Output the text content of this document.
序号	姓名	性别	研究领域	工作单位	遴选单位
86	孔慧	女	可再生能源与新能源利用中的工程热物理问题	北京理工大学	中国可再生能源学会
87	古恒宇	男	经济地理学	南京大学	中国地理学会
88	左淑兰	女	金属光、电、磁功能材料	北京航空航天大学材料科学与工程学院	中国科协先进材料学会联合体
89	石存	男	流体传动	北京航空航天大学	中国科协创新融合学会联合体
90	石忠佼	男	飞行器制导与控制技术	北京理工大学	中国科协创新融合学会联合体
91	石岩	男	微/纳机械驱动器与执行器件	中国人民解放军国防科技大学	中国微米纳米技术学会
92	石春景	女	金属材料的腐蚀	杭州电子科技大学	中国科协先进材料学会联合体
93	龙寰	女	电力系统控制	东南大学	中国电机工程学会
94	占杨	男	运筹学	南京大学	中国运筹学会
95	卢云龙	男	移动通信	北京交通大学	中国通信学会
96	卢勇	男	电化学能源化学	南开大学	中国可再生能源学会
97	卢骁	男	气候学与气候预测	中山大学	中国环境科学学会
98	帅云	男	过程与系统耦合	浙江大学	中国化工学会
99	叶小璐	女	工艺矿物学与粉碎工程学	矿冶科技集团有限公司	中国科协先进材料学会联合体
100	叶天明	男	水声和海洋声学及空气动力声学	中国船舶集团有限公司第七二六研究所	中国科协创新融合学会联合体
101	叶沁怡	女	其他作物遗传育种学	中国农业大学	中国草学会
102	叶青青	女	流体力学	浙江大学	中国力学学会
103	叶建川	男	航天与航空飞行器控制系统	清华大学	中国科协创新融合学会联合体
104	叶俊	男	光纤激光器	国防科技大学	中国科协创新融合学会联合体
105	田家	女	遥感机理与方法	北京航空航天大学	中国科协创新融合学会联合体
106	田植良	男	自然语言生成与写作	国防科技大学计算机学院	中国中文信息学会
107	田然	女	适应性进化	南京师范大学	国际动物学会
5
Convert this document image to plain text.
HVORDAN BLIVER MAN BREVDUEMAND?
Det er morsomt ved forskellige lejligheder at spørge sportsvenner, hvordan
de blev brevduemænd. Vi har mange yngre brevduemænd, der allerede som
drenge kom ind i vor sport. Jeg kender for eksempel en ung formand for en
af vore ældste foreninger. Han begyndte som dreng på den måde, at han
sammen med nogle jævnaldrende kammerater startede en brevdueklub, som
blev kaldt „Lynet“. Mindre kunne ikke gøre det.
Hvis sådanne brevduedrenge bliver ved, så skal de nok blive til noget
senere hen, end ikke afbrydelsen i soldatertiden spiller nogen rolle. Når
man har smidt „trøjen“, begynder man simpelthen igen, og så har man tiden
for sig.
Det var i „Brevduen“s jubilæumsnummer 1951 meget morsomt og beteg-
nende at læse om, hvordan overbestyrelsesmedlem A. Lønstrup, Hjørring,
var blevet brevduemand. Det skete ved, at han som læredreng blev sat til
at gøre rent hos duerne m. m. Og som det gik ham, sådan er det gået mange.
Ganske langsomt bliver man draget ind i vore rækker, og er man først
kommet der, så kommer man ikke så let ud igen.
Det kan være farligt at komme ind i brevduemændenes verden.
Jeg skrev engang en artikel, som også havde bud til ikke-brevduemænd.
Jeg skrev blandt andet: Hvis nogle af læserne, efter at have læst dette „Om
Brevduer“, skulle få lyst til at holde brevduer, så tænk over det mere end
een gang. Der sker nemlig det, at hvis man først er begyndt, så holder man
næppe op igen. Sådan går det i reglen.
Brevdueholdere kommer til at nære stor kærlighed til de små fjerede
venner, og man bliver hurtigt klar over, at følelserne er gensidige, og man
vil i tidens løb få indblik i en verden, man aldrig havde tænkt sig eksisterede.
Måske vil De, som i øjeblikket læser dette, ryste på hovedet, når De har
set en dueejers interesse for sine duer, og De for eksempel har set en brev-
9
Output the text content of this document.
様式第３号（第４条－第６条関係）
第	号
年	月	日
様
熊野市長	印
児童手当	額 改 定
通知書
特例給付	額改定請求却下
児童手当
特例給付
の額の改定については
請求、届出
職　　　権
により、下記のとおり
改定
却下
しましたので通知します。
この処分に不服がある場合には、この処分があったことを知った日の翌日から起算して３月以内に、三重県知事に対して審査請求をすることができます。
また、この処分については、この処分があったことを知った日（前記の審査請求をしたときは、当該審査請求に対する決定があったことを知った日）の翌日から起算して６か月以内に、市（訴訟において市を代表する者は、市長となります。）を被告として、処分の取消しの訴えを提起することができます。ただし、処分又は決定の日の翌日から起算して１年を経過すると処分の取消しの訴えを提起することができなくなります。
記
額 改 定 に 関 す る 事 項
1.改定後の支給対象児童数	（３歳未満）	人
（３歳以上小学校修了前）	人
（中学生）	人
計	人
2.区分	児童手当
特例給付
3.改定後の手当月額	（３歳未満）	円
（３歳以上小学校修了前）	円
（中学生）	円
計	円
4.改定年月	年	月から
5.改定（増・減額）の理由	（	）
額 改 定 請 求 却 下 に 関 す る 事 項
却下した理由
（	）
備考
════════════════════
--- Problem ---
Return the whole listing exactly, with every line included.

--- Result of the task ---
Output the text content of this document.
序号	姓名	性别	研究领域	工作单位	遴选单位
86	孔慧	女	可再生能源与新能源利用中的工程热物理问题	北京理工大学	中国可再生能源学会
87	古恒宇	男	经济地理学	南京大学	中国地理学会
88	左淑兰	女	金属光、电、磁功能材料	北京航空航天大学材料科学与工程学院	中国科协先进材料学会联合体
89	石存	男	流体传动	北京航空航天大学	中国科协创新融合学会联合体
90	石忠佼	男	飞行器制导与控制技术	北京理工大学	中国科协创新融合学会联合体
91	石岩	男	微/纳机械驱动器与执行器件	中国人民解放军国防科技大学	中国微米纳米技术学会
92	石春景	女	金属材料的腐蚀	杭州电子科技大学	中国科协先进材料学会联合体
93	龙寰	女	电力系统控制	东南大学	中国电机工程学会
94	占杨	男	运筹学	南京大学	中国运筹学会
95	卢云龙	男	移动通信	北京交通大学	中国通信学会
96	卢勇	男	电化学能源化学	南开大学	中国可再生能源学会
97	卢骁	男	气候学与气候预测	中山大学	中国环境科学学会
98	帅云	男	过程与系统耦合	浙江大学	中国化工学会
99	叶小璐	女	工艺矿物学与粉碎工程学	矿冶科技集团有限公司	中国科协先进材料学会联合体
100	叶天明	男	水声和海洋声学及空气动力声学	中国船舶集团有限公司第七二六研究所	中国科协创新融合学会联合体
101	叶沁怡	女	其他作物遗传育种学	中国农业大学	中国草学会
102	叶青青	女	流体力学	浙江大学	中国力学学会
103	叶建川	男	航天与航空飞行器控制系统	清华大学	中国科协创新融合学会联合体
104	叶俊	男	光纤激光器	国防科技大学	中国科协创新融合学会联合体
105	田家	女	遥感机理与方法	北京航空航天大学	中国科协创新融合学会联合体
106	田植良	男	自然语言生成与写作	国防科技大学计算机学院	中国中文信息学会
107	田然	女	适应性进化	南京师范大学	国际动物学会
5
Convert this document image to plain text.
HVORDAN BLIVER MAN BREVDUEMAND?
Det er morsomt ved forskellige lejligheder at spørge sportsvenner, hvordan
de blev brevduemænd. Vi har mange yngre brevduemænd, der allerede som
drenge kom ind i vor sport. Jeg kender for eksempel en ung formand for en
af vore ældste foreninger. Han begyndte som dreng på den måde, at han
sammen med nogle jævnaldrende kammerater startede en brevdueklub, som
blev kaldt „Lynet“. Mindre kunne ikke gøre det.
Hvis sådanne brevduedrenge bliver ved, så skal de nok blive til noget
senere hen, end ikke afbrydelsen i soldatertiden spiller nogen rolle. Når
man har smidt „trøjen“, begynder man simpelthen igen, og så har man tiden
for sig.
Det var i „Brevduen“s jubilæumsnummer 1951 meget morsomt og beteg-
nende at læse om, hvordan overbestyrelsesmedlem A. Lønstrup, Hjørring,
var blevet brevduemand. Det skete ved, at han som læredreng blev sat til
at gøre rent hos duerne m. m. Og som det gik ham, sådan er det gået mange.
Ganske langsomt bliver man draget ind i vore rækker, og er man først
kommet der, så kommer man ikke så let ud igen.
Det kan være farligt at komme ind i brevduemændenes verden.
Jeg skrev engang en artikel, som også havde bud til ikke-brevduemænd.
Jeg skrev blandt andet: Hvis nogle af læserne, efter at have læst dette „Om
Brevduer“, skulle få lyst til at holde brevduer, så tænk over det mere end
een gang. Der sker nemlig det, at hvis man først er begyndt, så holder man
næppe op igen. Sådan går det i reglen.
Brevdueholdere kommer til at nære stor kærlighed til de små fjerede
venner, og man bliver hurtigt klar over, at følelserne er gensidige, og man
vil i tidens løb få indblik i en verden, man aldrig havde tænkt sig eksisterede.
Måske vil De, som i øjeblikket læser dette, ryste på hovedet, når De har
set en dueejers interesse for sine duer, og De for eksempel har set en brev-
9
Output the text content of this document.
様式第３号（第４条－第６条関係）
第	号
年	月	日
様
熊野市長	印
児童手当	額 改 定
通知書
特例給付	額改定請求却下
児童手当
特例給付
の額の改定については
請求、届出
職　　　権
により、下記のとおり
改定
却下
しましたので通知します。
この処分に不服がある場合には、この処分があったことを知った日の翌日から起算して３月以内に、三重県知事に対して審査請求をすることができます。
また、この処分については、この処分があったことを知った日（前記の審査請求をしたときは、当該審査請求に対する決定があったことを知った日）の翌日から起算して６か月以内に、市（訴訟において市を代表する者は、市長となります。）を被告として、処分の取消しの訴えを提起することができます。ただし、処分又は決定の日の翌日から起算して１年を経過すると処分の取消しの訴えを提起することができなくなります。
記
額 改 定 に 関 す る 事 項
1.改定後の支給対象児童数	（３歳未満）	人
（３歳以上小学校修了前）	人
（中学生）	人
計	人
2.区分	児童手当
特例給付
3.改定後の手当月額	（３歳未満）	円
（３歳以上小学校修了前）	円
（中学生）	円
計	円
4.改定年月	年	月から
5.改定（増・減額）の理由	（	）
額 改 定 請 求 却 下 に 関 す る 事 項
却下した理由
（	）
備考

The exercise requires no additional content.